Start Provided material

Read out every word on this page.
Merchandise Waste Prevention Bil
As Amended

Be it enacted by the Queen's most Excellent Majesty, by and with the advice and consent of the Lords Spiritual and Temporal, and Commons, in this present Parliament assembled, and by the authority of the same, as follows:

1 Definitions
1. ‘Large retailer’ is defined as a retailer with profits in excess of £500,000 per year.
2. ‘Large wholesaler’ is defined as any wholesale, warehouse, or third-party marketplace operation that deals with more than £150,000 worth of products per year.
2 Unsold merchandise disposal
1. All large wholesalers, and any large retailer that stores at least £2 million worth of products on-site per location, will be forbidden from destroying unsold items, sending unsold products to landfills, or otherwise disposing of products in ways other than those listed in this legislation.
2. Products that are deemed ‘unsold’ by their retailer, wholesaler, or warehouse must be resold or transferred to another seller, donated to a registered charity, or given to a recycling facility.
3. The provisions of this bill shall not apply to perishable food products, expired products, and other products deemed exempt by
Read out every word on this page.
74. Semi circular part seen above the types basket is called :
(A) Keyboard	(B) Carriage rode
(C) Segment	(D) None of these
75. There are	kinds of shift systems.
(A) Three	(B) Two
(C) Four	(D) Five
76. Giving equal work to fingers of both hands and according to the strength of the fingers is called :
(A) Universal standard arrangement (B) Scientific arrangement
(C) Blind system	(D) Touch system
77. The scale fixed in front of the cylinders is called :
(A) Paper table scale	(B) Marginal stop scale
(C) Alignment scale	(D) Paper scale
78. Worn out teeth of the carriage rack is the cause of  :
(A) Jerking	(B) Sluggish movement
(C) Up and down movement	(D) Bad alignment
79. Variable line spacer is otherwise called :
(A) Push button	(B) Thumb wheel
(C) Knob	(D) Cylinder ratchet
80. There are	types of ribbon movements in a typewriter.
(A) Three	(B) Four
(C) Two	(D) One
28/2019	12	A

End Provided material

Scan the listing above. Gather each line that contains the word "with".

- _Written response_:
Be it enacted by the Queen's most Excellent Majesty, by and with the advice and consent of the Lords Spiritual and Temporal, and Commons, in this present Parliament assembled, and by the authority of the same, as follows:
1. ‘Large retailer’ is defined as a retailer with profits in excess of £500,000 per year.
2. ‘Large wholesaler’ is defined as any wholesale, warehouse, or third-party marketplace operation that deals with more than £150,000 worth of products per year.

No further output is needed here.